■ AIM OF THE EXERCISE: Copy out each line that has "JSON" in it.

────────────────────

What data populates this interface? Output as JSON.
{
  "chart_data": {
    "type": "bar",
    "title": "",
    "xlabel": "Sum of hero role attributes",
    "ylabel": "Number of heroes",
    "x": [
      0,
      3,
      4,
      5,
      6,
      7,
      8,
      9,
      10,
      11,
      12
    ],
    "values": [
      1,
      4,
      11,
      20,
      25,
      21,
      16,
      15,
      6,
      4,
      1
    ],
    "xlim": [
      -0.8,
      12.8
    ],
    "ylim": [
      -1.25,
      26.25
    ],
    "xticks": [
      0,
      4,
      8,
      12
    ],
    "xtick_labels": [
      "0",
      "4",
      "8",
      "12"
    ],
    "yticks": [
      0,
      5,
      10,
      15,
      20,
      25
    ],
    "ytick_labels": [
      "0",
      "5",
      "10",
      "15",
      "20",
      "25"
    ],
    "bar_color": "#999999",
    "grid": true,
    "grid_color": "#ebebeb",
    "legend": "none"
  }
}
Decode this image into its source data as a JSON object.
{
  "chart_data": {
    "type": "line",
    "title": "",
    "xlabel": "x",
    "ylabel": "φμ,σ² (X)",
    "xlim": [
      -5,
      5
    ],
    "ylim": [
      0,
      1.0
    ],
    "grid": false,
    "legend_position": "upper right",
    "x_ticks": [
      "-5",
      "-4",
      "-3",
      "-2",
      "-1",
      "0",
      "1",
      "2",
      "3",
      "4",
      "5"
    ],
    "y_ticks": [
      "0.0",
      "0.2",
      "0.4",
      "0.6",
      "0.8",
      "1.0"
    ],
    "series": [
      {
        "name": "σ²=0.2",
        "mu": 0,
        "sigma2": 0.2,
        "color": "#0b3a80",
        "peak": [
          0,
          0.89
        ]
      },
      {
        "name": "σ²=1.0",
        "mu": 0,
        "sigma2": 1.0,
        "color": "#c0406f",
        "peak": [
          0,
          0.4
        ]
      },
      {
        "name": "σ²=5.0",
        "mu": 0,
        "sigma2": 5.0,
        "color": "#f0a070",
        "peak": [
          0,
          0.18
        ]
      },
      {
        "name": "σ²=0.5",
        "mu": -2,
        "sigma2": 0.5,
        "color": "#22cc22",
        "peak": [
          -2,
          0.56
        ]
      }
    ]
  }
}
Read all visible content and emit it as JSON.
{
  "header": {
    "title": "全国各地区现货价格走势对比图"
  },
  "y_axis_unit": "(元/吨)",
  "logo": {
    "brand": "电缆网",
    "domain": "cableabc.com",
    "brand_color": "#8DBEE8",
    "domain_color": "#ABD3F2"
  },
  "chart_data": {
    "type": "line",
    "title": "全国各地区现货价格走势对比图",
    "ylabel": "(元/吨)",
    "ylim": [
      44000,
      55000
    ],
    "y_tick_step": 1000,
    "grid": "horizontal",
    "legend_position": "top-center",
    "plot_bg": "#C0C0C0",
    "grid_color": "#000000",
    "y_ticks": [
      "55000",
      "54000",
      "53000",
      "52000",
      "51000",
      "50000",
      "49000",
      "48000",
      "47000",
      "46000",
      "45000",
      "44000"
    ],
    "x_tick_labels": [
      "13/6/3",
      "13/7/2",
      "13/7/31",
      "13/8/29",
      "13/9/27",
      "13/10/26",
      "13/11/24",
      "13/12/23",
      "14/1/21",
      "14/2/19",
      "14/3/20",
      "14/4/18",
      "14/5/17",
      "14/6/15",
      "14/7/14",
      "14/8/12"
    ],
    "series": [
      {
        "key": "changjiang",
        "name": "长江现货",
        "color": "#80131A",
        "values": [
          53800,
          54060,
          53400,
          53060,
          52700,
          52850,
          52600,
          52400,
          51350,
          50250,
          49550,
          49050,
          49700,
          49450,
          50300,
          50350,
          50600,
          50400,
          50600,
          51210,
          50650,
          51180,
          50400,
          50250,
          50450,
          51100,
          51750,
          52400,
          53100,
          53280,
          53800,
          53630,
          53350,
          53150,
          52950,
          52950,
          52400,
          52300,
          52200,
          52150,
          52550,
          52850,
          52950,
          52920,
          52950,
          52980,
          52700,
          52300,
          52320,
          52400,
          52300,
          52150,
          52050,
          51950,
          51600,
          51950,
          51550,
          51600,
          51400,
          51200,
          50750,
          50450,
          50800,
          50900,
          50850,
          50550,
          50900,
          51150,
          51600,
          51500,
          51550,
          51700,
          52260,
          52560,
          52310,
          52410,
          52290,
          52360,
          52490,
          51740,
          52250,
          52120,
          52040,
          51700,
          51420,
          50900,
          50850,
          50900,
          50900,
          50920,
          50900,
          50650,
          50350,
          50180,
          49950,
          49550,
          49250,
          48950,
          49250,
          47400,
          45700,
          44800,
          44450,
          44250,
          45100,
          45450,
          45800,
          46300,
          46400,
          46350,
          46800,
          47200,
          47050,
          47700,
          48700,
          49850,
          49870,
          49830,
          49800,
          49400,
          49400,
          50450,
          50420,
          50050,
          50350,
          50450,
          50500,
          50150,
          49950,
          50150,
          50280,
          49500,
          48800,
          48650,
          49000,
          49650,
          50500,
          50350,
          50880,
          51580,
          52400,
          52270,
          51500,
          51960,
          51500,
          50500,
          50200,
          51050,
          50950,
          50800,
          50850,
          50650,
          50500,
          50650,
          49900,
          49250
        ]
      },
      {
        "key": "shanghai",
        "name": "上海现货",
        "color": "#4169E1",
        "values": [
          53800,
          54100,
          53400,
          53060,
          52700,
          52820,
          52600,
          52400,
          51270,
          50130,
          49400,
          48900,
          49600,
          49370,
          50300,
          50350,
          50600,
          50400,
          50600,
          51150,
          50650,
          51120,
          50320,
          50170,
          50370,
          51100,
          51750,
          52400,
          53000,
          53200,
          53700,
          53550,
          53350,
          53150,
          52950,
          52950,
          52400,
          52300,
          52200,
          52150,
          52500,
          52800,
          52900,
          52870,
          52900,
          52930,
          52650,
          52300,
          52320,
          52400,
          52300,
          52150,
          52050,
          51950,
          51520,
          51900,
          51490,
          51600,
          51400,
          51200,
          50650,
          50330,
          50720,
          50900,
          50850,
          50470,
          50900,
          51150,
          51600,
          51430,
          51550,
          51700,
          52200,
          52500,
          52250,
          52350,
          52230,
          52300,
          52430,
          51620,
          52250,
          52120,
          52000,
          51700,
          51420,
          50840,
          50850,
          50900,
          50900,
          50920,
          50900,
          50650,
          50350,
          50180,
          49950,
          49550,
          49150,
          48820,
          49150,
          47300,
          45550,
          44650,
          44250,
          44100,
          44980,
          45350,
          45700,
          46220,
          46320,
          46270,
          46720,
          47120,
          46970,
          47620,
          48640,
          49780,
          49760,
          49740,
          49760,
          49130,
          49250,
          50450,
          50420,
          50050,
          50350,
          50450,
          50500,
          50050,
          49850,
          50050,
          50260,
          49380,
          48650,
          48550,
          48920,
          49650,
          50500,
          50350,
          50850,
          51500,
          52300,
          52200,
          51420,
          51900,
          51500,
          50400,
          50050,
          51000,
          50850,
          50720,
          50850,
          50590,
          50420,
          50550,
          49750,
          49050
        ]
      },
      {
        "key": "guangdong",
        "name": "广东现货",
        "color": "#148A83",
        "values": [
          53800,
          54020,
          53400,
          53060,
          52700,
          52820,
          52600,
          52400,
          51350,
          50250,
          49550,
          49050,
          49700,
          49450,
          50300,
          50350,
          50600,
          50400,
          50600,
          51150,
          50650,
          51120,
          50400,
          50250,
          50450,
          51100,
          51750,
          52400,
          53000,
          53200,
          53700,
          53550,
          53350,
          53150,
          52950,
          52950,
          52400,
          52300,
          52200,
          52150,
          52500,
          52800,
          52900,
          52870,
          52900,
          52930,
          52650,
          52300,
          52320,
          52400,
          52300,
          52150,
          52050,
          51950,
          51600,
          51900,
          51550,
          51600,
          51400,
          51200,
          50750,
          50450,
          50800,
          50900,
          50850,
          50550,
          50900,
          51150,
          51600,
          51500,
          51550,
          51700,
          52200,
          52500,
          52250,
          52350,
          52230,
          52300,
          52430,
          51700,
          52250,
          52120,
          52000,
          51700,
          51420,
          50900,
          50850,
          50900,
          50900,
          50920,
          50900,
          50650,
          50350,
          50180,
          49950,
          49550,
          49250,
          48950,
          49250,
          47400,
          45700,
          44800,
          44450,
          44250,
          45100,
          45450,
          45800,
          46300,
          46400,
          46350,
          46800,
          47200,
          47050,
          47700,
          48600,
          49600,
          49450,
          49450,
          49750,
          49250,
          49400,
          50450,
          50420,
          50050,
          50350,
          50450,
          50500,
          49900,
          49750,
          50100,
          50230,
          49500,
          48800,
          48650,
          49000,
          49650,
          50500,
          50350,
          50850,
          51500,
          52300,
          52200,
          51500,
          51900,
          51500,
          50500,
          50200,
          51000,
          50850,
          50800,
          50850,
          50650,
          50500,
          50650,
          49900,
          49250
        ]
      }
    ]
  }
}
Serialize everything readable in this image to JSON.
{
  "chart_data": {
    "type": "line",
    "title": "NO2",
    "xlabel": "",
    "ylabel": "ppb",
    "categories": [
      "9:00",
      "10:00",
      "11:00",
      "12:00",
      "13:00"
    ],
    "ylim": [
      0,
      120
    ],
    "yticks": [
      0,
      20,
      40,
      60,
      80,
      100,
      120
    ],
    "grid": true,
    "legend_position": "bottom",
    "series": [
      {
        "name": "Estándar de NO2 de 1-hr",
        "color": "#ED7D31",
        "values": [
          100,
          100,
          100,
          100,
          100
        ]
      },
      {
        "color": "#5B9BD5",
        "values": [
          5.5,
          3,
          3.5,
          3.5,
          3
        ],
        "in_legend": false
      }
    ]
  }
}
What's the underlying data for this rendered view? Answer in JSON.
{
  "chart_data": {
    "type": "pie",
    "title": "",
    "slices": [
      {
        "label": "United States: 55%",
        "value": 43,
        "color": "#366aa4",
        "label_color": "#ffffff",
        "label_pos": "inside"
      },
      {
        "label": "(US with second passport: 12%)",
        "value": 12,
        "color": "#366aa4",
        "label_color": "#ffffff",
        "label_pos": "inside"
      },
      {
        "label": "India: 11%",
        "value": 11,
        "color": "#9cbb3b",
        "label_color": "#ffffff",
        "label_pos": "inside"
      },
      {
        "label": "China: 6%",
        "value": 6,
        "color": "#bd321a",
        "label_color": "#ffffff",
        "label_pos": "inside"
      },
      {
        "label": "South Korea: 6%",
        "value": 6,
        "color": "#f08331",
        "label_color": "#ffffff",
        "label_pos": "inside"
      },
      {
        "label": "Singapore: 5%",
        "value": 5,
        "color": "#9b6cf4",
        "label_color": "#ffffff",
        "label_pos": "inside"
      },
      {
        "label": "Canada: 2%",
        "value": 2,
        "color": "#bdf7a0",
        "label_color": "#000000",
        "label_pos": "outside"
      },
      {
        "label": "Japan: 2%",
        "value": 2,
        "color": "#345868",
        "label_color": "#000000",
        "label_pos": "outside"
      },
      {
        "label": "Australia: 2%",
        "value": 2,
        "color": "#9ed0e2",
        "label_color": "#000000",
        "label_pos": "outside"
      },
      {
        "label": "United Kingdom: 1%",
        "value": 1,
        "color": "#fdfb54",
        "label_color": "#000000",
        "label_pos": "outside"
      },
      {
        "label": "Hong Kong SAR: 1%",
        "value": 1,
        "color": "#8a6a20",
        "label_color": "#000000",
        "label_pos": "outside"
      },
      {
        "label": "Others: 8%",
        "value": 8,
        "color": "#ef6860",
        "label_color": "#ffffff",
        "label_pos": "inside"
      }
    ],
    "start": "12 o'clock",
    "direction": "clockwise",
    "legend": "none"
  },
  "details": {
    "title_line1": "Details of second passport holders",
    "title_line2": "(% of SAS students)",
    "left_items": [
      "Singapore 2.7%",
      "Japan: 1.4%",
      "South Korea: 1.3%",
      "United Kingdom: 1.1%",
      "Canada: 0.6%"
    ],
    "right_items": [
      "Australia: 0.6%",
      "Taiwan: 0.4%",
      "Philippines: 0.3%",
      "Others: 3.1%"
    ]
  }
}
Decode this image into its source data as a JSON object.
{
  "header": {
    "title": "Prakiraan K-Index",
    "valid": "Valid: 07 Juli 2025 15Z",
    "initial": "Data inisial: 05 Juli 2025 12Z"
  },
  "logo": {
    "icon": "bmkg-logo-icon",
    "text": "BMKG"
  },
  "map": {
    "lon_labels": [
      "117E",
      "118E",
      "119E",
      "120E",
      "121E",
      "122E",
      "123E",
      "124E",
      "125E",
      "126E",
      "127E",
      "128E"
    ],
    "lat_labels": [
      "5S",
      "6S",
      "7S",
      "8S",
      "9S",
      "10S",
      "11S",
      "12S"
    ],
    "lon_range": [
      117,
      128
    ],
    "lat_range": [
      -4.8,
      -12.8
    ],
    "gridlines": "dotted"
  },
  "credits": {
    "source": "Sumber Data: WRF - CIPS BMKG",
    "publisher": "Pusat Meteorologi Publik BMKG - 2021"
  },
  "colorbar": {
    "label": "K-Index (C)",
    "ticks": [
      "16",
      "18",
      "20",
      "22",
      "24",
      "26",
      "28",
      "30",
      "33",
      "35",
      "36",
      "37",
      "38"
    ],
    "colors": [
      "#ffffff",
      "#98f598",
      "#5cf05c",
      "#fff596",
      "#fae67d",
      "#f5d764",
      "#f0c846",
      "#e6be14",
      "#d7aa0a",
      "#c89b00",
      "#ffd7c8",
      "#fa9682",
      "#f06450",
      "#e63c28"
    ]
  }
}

────────────────────

■ EXPECTED ANSWER:
What data populates this interface? Output as JSON.
Decode this image into its source data as a JSON object.
Read all visible content and emit it as JSON.
Serialize everything readable in this image to JSON.
What's the underlying data for this rendered view? Answer in JSON.
Decode this image into its source data as a JSON object.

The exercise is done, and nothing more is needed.